Problem to work on –
Output every entry exactly as written, but omit the pictures.

↓

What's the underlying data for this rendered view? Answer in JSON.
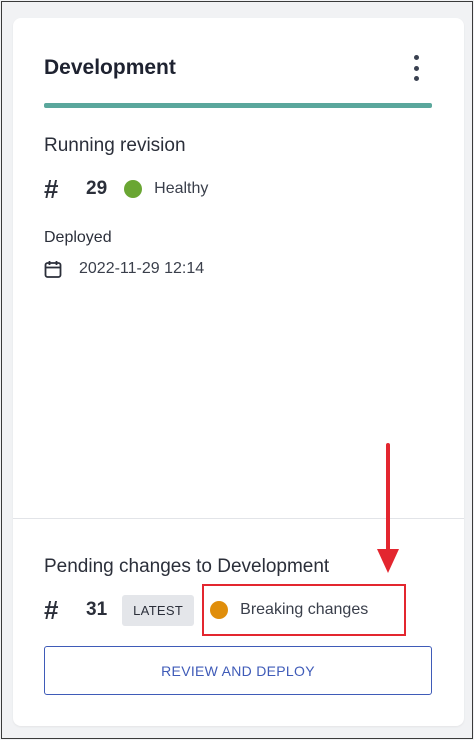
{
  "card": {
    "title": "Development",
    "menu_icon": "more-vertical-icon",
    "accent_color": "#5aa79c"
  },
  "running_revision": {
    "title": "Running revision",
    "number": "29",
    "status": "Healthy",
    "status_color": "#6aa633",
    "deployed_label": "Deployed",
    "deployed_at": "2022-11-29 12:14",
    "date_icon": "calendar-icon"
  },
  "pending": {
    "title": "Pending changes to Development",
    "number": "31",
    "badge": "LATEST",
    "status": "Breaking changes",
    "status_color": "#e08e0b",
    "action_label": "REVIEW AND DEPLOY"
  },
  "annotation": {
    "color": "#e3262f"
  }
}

↑

Response to this exercise –
What's the underlying data for this rendered view? Answer in JSON.
{
  "card": {
    "title": "Development",
    "menu_icon": "more-vertical-icon",
    "accent_color": "#5aa79c"
  },
  "running_revision": {
    "title": "Running revision",
    "number": "29",
    "status": "Healthy",
    "status_color": "#6aa633",
    "deployed_label": "Deployed",
    "deployed_at": "2022-11-29 12:14",
    "date_icon": "calendar-icon"
  },
  "pending": {
    "title": "Pending changes to Development",
    "number": "31",
    "badge": "LATEST",
    "status": "Breaking changes",
    "status_color": "#e08e0b",
    "action_label": "REVIEW AND DEPLOY"
  },
  "annotation": {
    "color": "#e3262f"
  }
}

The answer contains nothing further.